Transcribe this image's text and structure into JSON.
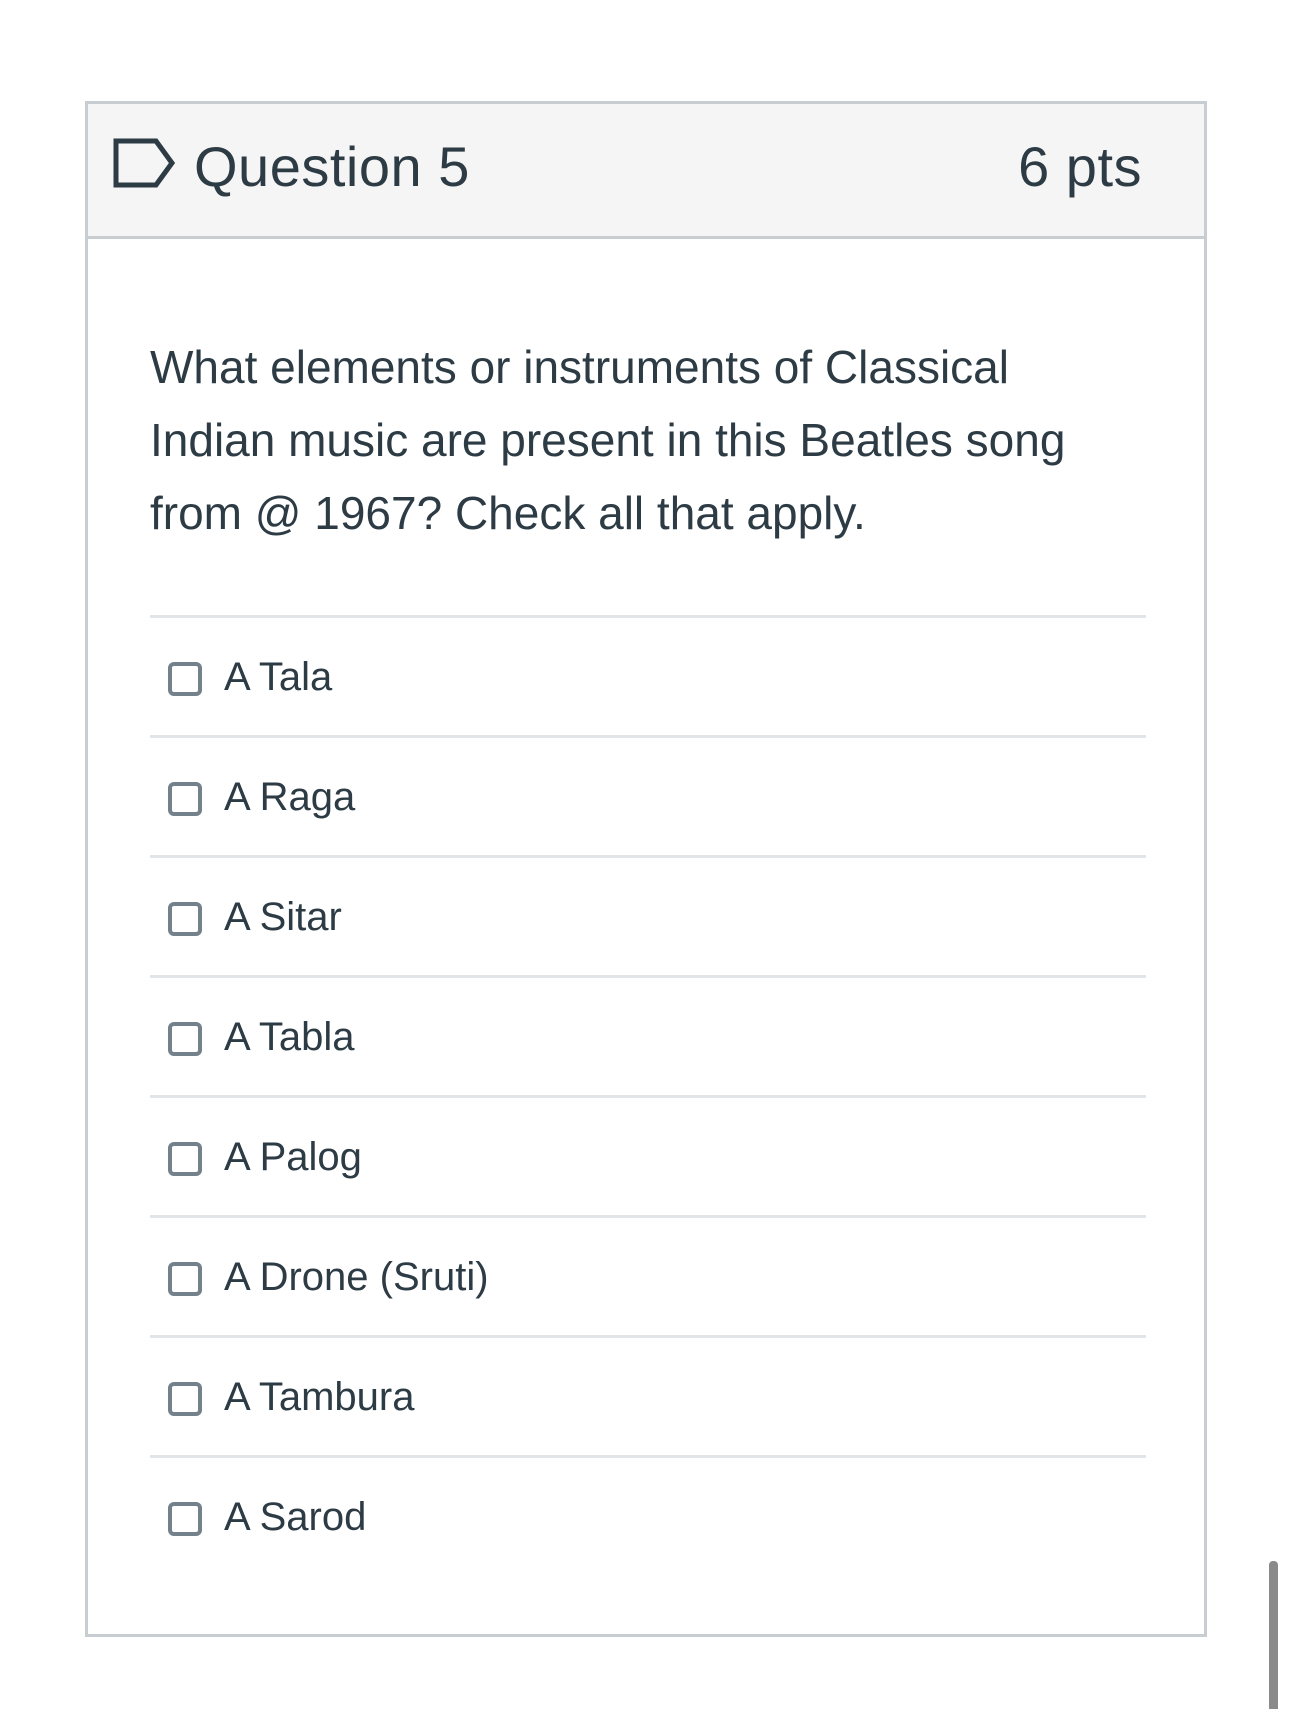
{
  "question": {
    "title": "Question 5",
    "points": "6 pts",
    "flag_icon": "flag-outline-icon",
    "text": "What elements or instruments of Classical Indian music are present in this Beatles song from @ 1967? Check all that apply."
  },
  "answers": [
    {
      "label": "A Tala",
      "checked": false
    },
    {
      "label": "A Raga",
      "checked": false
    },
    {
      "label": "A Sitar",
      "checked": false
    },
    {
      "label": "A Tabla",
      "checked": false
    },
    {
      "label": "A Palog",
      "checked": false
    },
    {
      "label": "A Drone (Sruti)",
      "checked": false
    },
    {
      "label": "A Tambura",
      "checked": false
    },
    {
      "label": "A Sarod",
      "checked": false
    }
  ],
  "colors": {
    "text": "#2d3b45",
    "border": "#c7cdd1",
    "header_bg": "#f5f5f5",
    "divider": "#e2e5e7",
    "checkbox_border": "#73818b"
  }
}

- Description of the task -
Every entry must be transcribed exactly. Pictures do not belong in the copy.

- Final result -
Transcribe this image's text and structure into JSON.
{
  "question": {
    "title": "Question 5",
    "points": "6 pts",
    "flag_icon": "flag-outline-icon",
    "text": "What elements or instruments of Classical Indian music are present in this Beatles song from @ 1967? Check all that apply."
  },
  "answers": [
    {
      "label": "A Tala",
      "checked": false
    },
    {
      "label": "A Raga",
      "checked": false
    },
    {
      "label": "A Sitar",
      "checked": false
    },
    {
      "label": "A Tabla",
      "checked": false
    },
    {
      "label": "A Palog",
      "checked": false
    },
    {
      "label": "A Drone (Sruti)",
      "checked": false
    },
    {
      "label": "A Tambura",
      "checked": false
    },
    {
      "label": "A Sarod",
      "checked": false
    }
  ],
  "colors": {
    "text": "#2d3b45",
    "border": "#c7cdd1",
    "header_bg": "#f5f5f5",
    "divider": "#e2e5e7",
    "checkbox_border": "#73818b"
  }
}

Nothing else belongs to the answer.